■ GIVEN TASK: Below is a listing; copy all of it exactly.

(Extracted records)
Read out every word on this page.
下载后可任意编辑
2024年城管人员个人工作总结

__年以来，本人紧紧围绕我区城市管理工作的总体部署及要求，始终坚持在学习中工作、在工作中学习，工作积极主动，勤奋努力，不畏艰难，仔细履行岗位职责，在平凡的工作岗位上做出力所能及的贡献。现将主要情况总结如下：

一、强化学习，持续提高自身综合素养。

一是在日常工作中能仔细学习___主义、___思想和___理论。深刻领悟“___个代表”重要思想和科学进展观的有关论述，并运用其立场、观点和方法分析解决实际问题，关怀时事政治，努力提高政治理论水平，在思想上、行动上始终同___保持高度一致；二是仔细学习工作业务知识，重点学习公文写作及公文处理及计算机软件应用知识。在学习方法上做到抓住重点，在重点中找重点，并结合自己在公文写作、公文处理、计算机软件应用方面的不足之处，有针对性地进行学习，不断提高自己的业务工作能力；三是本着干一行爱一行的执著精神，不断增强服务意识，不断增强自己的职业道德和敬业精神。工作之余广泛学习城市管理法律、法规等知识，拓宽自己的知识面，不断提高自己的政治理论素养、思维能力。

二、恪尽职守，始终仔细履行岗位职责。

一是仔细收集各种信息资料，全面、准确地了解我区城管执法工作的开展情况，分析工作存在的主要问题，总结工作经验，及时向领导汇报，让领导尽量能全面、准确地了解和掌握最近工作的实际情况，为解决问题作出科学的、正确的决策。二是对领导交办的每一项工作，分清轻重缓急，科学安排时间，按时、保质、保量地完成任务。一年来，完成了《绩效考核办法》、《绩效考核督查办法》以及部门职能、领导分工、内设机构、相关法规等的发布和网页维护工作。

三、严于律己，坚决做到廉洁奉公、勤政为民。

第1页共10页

■ SOLUTION TO THIS EXERCISE:
Read out every word on this page.
下载后可任意编辑
2024年城管人员个人工作总结

__年以来，本人紧紧围绕我区城市管理工作的总体部署及要求，始终坚持在学习中工作、在工作中学习，工作积极主动，勤奋努力，不畏艰难，仔细履行岗位职责，在平凡的工作岗位上做出力所能及的贡献。现将主要情况总结如下：

一、强化学习，持续提高自身综合素养。

一是在日常工作中能仔细学习___主义、___思想和___理论。深刻领悟“___个代表”重要思想和科学进展观的有关论述，并运用其立场、观点和方法分析解决实际问题，关怀时事政治，努力提高政治理论水平，在思想上、行动上始终同___保持高度一致；二是仔细学习工作业务知识，重点学习公文写作及公文处理及计算机软件应用知识。在学习方法上做到抓住重点，在重点中找重点，并结合自己在公文写作、公文处理、计算机软件应用方面的不足之处，有针对性地进行学习，不断提高自己的业务工作能力；三是本着干一行爱一行的执著精神，不断增强服务意识，不断增强自己的职业道德和敬业精神。工作之余广泛学习城市管理法律、法规等知识，拓宽自己的知识面，不断提高自己的政治理论素养、思维能力。

二、恪尽职守，始终仔细履行岗位职责。

一是仔细收集各种信息资料，全面、准确地了解我区城管执法工作的开展情况，分析工作存在的主要问题，总结工作经验，及时向领导汇报，让领导尽量能全面、准确地了解和掌握最近工作的实际情况，为解决问题作出科学的、正确的决策。二是对领导交办的每一项工作，分清轻重缓急，科学安排时间，按时、保质、保量地完成任务。一年来，完成了《绩效考核办法》、《绩效考核督查办法》以及部门职能、领导分工、内设机构、相关法规等的发布和网页维护工作。

三、严于律己，坚决做到廉洁奉公、勤政为民。

第1页共10页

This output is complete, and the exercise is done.